**Exercise brief:** Where a line contains the string "document", copy that line.

---*---

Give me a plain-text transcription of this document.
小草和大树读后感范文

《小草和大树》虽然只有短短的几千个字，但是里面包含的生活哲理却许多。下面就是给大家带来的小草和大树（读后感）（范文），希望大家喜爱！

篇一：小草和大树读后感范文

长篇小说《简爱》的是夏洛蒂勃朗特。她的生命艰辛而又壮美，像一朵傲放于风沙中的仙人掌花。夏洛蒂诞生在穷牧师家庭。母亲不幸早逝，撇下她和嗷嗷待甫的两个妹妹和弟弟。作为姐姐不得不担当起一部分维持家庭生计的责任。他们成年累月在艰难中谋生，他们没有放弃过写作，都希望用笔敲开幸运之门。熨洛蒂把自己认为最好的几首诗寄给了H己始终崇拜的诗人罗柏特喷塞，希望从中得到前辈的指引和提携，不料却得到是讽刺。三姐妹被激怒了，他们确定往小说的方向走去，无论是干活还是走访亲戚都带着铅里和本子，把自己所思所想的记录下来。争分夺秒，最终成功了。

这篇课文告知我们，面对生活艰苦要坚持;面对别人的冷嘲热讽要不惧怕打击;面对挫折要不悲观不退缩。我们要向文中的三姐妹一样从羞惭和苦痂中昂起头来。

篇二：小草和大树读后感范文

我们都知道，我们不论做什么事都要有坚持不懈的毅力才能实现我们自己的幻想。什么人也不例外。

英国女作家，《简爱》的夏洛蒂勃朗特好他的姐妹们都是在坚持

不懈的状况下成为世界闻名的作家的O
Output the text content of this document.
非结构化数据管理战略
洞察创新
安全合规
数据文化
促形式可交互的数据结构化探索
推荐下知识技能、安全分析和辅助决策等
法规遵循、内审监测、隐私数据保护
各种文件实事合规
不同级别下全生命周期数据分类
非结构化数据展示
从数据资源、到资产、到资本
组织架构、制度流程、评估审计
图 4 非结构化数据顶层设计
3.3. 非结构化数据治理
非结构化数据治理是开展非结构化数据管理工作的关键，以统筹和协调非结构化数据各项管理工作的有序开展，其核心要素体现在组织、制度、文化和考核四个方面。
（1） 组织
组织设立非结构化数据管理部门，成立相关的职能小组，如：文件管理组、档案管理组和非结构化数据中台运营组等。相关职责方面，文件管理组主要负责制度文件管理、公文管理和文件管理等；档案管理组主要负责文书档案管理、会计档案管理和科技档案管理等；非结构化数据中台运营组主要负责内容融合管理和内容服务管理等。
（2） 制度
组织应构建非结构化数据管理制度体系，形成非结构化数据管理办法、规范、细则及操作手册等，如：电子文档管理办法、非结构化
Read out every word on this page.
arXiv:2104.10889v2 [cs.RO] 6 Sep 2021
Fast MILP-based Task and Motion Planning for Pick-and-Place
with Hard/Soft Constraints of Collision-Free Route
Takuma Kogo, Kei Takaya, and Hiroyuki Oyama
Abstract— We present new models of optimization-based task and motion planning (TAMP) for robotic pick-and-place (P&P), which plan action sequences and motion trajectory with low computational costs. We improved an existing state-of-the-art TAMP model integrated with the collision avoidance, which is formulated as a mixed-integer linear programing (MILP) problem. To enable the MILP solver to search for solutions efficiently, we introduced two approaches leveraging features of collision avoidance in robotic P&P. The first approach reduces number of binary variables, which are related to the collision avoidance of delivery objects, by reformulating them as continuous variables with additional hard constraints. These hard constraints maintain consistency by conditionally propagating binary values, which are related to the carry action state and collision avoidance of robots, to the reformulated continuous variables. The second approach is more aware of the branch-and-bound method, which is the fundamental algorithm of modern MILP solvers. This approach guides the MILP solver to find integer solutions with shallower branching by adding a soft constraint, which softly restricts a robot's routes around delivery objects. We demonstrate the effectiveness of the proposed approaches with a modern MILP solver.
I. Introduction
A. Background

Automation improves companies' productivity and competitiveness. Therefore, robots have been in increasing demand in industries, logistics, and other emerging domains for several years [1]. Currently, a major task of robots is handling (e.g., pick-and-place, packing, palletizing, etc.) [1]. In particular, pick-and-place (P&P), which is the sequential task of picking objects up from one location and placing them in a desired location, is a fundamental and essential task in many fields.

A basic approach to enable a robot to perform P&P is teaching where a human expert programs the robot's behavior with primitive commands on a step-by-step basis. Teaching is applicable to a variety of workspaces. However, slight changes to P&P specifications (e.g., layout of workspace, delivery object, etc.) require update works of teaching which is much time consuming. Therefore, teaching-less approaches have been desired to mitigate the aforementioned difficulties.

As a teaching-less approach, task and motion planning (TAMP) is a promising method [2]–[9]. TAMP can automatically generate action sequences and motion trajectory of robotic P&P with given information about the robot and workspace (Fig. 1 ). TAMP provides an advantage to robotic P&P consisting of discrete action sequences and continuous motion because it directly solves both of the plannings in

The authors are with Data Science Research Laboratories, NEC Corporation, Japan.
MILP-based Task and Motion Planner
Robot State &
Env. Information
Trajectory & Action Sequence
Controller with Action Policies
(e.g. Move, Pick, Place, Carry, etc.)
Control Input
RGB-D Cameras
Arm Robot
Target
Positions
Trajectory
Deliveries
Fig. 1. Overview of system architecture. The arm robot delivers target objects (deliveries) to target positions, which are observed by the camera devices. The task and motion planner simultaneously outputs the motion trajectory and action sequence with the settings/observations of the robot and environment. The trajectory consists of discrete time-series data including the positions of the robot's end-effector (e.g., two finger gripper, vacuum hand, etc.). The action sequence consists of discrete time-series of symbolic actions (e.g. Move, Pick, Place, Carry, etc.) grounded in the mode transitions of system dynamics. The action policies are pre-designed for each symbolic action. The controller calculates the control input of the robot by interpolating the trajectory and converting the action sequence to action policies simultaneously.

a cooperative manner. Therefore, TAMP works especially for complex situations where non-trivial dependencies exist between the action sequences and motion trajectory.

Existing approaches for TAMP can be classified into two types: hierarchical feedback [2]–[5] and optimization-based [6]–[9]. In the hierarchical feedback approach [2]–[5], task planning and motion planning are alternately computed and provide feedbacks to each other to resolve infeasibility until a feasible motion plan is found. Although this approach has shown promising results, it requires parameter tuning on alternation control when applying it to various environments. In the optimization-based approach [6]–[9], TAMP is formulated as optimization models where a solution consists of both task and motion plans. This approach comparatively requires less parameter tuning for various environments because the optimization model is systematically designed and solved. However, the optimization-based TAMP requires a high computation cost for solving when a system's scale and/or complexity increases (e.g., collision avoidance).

---*---

**Right answer:**
Give me a plain-text transcription of this document.
Output the text content of this document.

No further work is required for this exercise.